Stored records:
%%

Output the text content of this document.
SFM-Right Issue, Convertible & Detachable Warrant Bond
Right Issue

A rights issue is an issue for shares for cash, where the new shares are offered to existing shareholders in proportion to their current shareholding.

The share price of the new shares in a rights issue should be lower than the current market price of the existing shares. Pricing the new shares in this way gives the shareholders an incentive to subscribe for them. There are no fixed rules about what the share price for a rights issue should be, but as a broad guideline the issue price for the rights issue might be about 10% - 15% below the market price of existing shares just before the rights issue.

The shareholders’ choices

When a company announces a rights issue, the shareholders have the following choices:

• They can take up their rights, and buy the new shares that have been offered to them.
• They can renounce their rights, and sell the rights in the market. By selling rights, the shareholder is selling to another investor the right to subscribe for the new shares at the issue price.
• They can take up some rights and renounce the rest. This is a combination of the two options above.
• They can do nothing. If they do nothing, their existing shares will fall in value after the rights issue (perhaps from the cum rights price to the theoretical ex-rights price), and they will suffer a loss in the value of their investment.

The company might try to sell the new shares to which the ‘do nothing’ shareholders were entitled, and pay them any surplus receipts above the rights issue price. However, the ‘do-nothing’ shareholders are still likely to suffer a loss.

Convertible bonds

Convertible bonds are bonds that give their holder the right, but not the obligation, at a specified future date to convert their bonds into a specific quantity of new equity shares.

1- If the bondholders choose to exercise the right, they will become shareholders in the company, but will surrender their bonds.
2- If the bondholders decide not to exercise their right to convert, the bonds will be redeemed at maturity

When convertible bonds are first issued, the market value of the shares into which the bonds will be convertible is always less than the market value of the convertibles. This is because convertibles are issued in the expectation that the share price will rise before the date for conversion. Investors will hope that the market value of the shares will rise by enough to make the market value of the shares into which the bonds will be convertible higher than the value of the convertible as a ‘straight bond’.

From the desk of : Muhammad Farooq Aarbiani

%%

Objective
Please output the entire listing exactly as it stands.

Complete output
Output the text content of this document.
SFM-Right Issue, Convertible & Detachable Warrant Bond
Right Issue

A rights issue is an issue for shares for cash, where the new shares are offered to existing shareholders in proportion to their current shareholding.

The share price of the new shares in a rights issue should be lower than the current market price of the existing shares. Pricing the new shares in this way gives the shareholders an incentive to subscribe for them. There are no fixed rules about what the share price for a rights issue should be, but as a broad guideline the issue price for the rights issue might be about 10% - 15% below the market price of existing shares just before the rights issue.

The shareholders’ choices

When a company announces a rights issue, the shareholders have the following choices:

• They can take up their rights, and buy the new shares that have been offered to them.
• They can renounce their rights, and sell the rights in the market. By selling rights, the shareholder is selling to another investor the right to subscribe for the new shares at the issue price.
• They can take up some rights and renounce the rest. This is a combination of the two options above.
• They can do nothing. If they do nothing, their existing shares will fall in value after the rights issue (perhaps from the cum rights price to the theoretical ex-rights price), and they will suffer a loss in the value of their investment.

The company might try to sell the new shares to which the ‘do nothing’ shareholders were entitled, and pay them any surplus receipts above the rights issue price. However, the ‘do-nothing’ shareholders are still likely to suffer a loss.

Convertible bonds

Convertible bonds are bonds that give their holder the right, but not the obligation, at a specified future date to convert their bonds into a specific quantity of new equity shares.

1- If the bondholders choose to exercise the right, they will become shareholders in the company, but will surrender their bonds.
2- If the bondholders decide not to exercise their right to convert, the bonds will be redeemed at maturity

When convertible bonds are first issued, the market value of the shares into which the bonds will be convertible is always less than the market value of the convertibles. This is because convertibles are issued in the expectation that the share price will rise before the date for conversion. Investors will hope that the market value of the shares will rise by enough to make the market value of the shares into which the bonds will be convertible higher than the value of the convertible as a ‘straight bond’.

From the desk of : Muhammad Farooq Aarbiani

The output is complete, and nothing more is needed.